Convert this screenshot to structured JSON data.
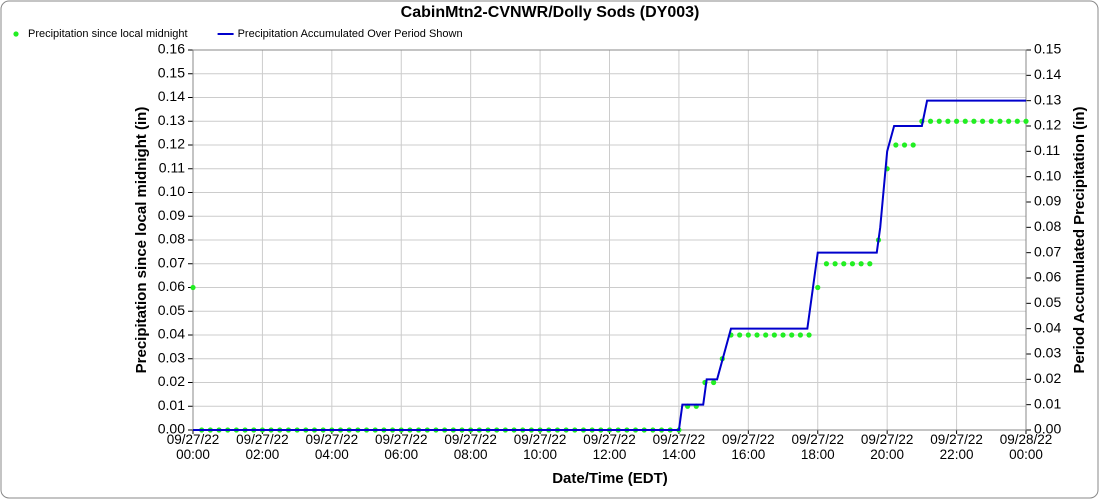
{
  "chart_data": {
    "type": "combo",
    "title": "CabinMtn2-CVNWR/Dolly Sods (DY003)",
    "x_label": "Date/Time (EDT)",
    "y_label": "Precipitation since local midnight (in)",
    "y2_label": "Period Accumulated Precipitation (in)",
    "grid": true,
    "legend": "top-left",
    "xlim": [
      0,
      24
    ],
    "xticks": [
      {
        "value": 0,
        "label": "09/27/22\n00:00"
      },
      {
        "value": 2,
        "label": "09/27/22\n02:00"
      },
      {
        "value": 4,
        "label": "09/27/22\n04:00"
      },
      {
        "value": 6,
        "label": "09/27/22\n06:00"
      },
      {
        "value": 8,
        "label": "09/27/22\n08:00"
      },
      {
        "value": 10,
        "label": "09/27/22\n10:00"
      },
      {
        "value": 12,
        "label": "09/27/22\n12:00"
      },
      {
        "value": 14,
        "label": "09/27/22\n14:00"
      },
      {
        "value": 16,
        "label": "09/27/22\n16:00"
      },
      {
        "value": 18,
        "label": "09/27/22\n18:00"
      },
      {
        "value": 20,
        "label": "09/27/22\n20:00"
      },
      {
        "value": 22,
        "label": "09/27/22\n22:00"
      },
      {
        "value": 24,
        "label": "09/28/22\n00:00"
      }
    ],
    "ylim": [
      0,
      0.16
    ],
    "yticks": [
      {
        "value": 0,
        "label": "0.00"
      },
      0.01,
      0.02,
      0.03,
      0.04,
      0.05,
      0.06,
      0.07,
      0.08,
      0.09,
      {
        "value": 0.1,
        "label": "0.10"
      },
      0.11,
      0.12,
      0.13,
      0.14,
      0.15,
      0.16
    ],
    "y2lim": [
      0,
      0.15
    ],
    "y2ticks": [
      {
        "value": 0,
        "label": "0.00"
      },
      0.01,
      0.02,
      0.03,
      0.04,
      0.05,
      0.06,
      0.07,
      0.08,
      0.09,
      {
        "value": 0.1,
        "label": "0.10"
      },
      0.11,
      0.12,
      0.13,
      0.14,
      0.15
    ],
    "series": [
      {
        "name": "Precipitation since local midnight",
        "type": "scatter",
        "color": "#22ee22",
        "x": [
          0,
          0.25,
          0.5,
          0.75,
          1,
          1.25,
          1.5,
          1.75,
          2,
          2.25,
          2.5,
          2.75,
          3,
          3.25,
          3.5,
          3.75,
          4,
          4.25,
          4.5,
          4.75,
          5,
          5.25,
          5.5,
          5.75,
          6,
          6.25,
          6.5,
          6.75,
          7,
          7.25,
          7.5,
          7.75,
          8,
          8.25,
          8.5,
          8.75,
          9,
          9.25,
          9.5,
          9.75,
          10,
          10.25,
          10.5,
          10.75,
          11,
          11.25,
          11.5,
          11.75,
          12,
          12.25,
          12.5,
          12.75,
          13,
          13.25,
          13.5,
          13.75,
          14,
          14.25,
          14.5,
          14.75,
          15,
          15.25,
          15.5,
          15.75,
          16,
          16.25,
          16.5,
          16.75,
          17,
          17.25,
          17.5,
          17.75,
          18,
          18.25,
          18.5,
          18.75,
          19,
          19.25,
          19.5,
          19.75,
          20,
          20.25,
          20.5,
          20.75,
          21,
          21.25,
          21.5,
          21.75,
          22,
          22.25,
          22.5,
          22.75,
          23,
          23.25,
          23.5,
          23.75,
          24
        ],
        "values": [
          0.06,
          0,
          0,
          0,
          0,
          0,
          0,
          0,
          0,
          0,
          0,
          0,
          0,
          0,
          0,
          0,
          0,
          0,
          0,
          0,
          0,
          0,
          0,
          0,
          0,
          0,
          0,
          0,
          0,
          0,
          0,
          0,
          0,
          0,
          0,
          0,
          0,
          0,
          0,
          0,
          0,
          0,
          0,
          0,
          0,
          0,
          0,
          0,
          0,
          0,
          0,
          0,
          0,
          0,
          0,
          0,
          0,
          0.01,
          0.01,
          0.02,
          0.02,
          0.03,
          0.04,
          0.04,
          0.04,
          0.04,
          0.04,
          0.04,
          0.04,
          0.04,
          0.04,
          0.04,
          0.06,
          0.07,
          0.07,
          0.07,
          0.07,
          0.07,
          0.07,
          0.08,
          0.11,
          0.12,
          0.12,
          0.12,
          0.13,
          0.13,
          0.13,
          0.13,
          0.13,
          0.13,
          0.13,
          0.13,
          0.13,
          0.13,
          0.13,
          0.13,
          0.13
        ]
      },
      {
        "name": "Precipitation Accumulated Over Period Shown",
        "type": "line",
        "axis": "y2",
        "color": "#0000cc",
        "x": [
          0,
          14,
          14.1,
          14.7,
          14.8,
          15.1,
          15.5,
          17.7,
          18,
          19.7,
          19.8,
          20,
          20.2,
          21,
          21.15,
          24
        ],
        "values": [
          0,
          0,
          0.01,
          0.01,
          0.02,
          0.02,
          0.04,
          0.04,
          0.07,
          0.07,
          0.08,
          0.11,
          0.12,
          0.12,
          0.13,
          0.13
        ]
      }
    ]
  }
}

···

Your task
Go through the entries above and output them exactly, without pictures.

Task answer
Convert this screenshot to structured JSON data.
{
  "chart_data": {
    "type": "combo",
    "title": "CabinMtn2-CVNWR/Dolly Sods (DY003)",
    "x_label": "Date/Time (EDT)",
    "y_label": "Precipitation since local midnight (in)",
    "y2_label": "Period Accumulated Precipitation (in)",
    "grid": true,
    "legend": "top-left",
    "xlim": [
      0,
      24
    ],
    "xticks": [
      {
        "value": 0,
        "label": "09/27/22\n00:00"
      },
      {
        "value": 2,
        "label": "09/27/22\n02:00"
      },
      {
        "value": 4,
        "label": "09/27/22\n04:00"
      },
      {
        "value": 6,
        "label": "09/27/22\n06:00"
      },
      {
        "value": 8,
        "label": "09/27/22\n08:00"
      },
      {
        "value": 10,
        "label": "09/27/22\n10:00"
      },
      {
        "value": 12,
        "label": "09/27/22\n12:00"
      },
      {
        "value": 14,
        "label": "09/27/22\n14:00"
      },
      {
        "value": 16,
        "label": "09/27/22\n16:00"
      },
      {
        "value": 18,
        "label": "09/27/22\n18:00"
      },
      {
        "value": 20,
        "label": "09/27/22\n20:00"
      },
      {
        "value": 22,
        "label": "09/27/22\n22:00"
      },
      {
        "value": 24,
        "label": "09/28/22\n00:00"
      }
    ],
    "ylim": [
      0,
      0.16
    ],
    "yticks": [
      {
        "value": 0,
        "label": "0.00"
      },
      0.01,
      0.02,
      0.03,
      0.04,
      0.05,
      0.06,
      0.07,
      0.08,
      0.09,
      {
        "value": 0.1,
        "label": "0.10"
      },
      0.11,
      0.12,
      0.13,
      0.14,
      0.15,
      0.16
    ],
    "y2lim": [
      0,
      0.15
    ],
    "y2ticks": [
      {
        "value": 0,
        "label": "0.00"
      },
      0.01,
      0.02,
      0.03,
      0.04,
      0.05,
      0.06,
      0.07,
      0.08,
      0.09,
      {
        "value": 0.1,
        "label": "0.10"
      },
      0.11,
      0.12,
      0.13,
      0.14,
      0.15
    ],
    "series": [
      {
        "name": "Precipitation since local midnight",
        "type": "scatter",
        "color": "#22ee22",
        "x": [
          0,
          0.25,
          0.5,
          0.75,
          1,
          1.25,
          1.5,
          1.75,
          2,
          2.25,
          2.5,
          2.75,
          3,
          3.25,
          3.5,
          3.75,
          4,
          4.25,
          4.5,
          4.75,
          5,
          5.25,
          5.5,
          5.75,
          6,
          6.25,
          6.5,
          6.75,
          7,
          7.25,
          7.5,
          7.75,
          8,
          8.25,
          8.5,
          8.75,
          9,
          9.25,
          9.5,
          9.75,
          10,
          10.25,
          10.5,
          10.75,
          11,
          11.25,
          11.5,
          11.75,
          12,
          12.25,
          12.5,
          12.75,
          13,
          13.25,
          13.5,
          13.75,
          14,
          14.25,
          14.5,
          14.75,
          15,
          15.25,
          15.5,
          15.75,
          16,
          16.25,
          16.5,
          16.75,
          17,
          17.25,
          17.5,
          17.75,
          18,
          18.25,
          18.5,
          18.75,
          19,
          19.25,
          19.5,
          19.75,
          20,
          20.25,
          20.5,
          20.75,
          21,
          21.25,
          21.5,
          21.75,
          22,
          22.25,
          22.5,
          22.75,
          23,
          23.25,
          23.5,
          23.75,
          24
        ],
        "values": [
          0.06,
          0,
          0,
          0,
          0,
          0,
          0,
          0,
          0,
          0,
          0,
          0,
          0,
          0,
          0,
          0,
          0,
          0,
          0,
          0,
          0,
          0,
          0,
          0,
          0,
          0,
          0,
          0,
          0,
          0,
          0,
          0,
          0,
          0,
          0,
          0,
          0,
          0,
          0,
          0,
          0,
          0,
          0,
          0,
          0,
          0,
          0,
          0,
          0,
          0,
          0,
          0,
          0,
          0,
          0,
          0,
          0,
          0.01,
          0.01,
          0.02,
          0.02,
          0.03,
          0.04,
          0.04,
          0.04,
          0.04,
          0.04,
          0.04,
          0.04,
          0.04,
          0.04,
          0.04,
          0.06,
          0.07,
          0.07,
          0.07,
          0.07,
          0.07,
          0.07,
          0.08,
          0.11,
          0.12,
          0.12,
          0.12,
          0.13,
          0.13,
          0.13,
          0.13,
          0.13,
          0.13,
          0.13,
          0.13,
          0.13,
          0.13,
          0.13,
          0.13,
          0.13
        ]
      },
      {
        "name": "Precipitation Accumulated Over Period Shown",
        "type": "line",
        "axis": "y2",
        "color": "#0000cc",
        "x": [
          0,
          14,
          14.1,
          14.7,
          14.8,
          15.1,
          15.5,
          17.7,
          18,
          19.7,
          19.8,
          20,
          20.2,
          21,
          21.15,
          24
        ],
        "values": [
          0,
          0,
          0.01,
          0.01,
          0.02,
          0.02,
          0.04,
          0.04,
          0.07,
          0.07,
          0.08,
          0.11,
          0.12,
          0.12,
          0.13,
          0.13
        ]
      }
    ]
  }
}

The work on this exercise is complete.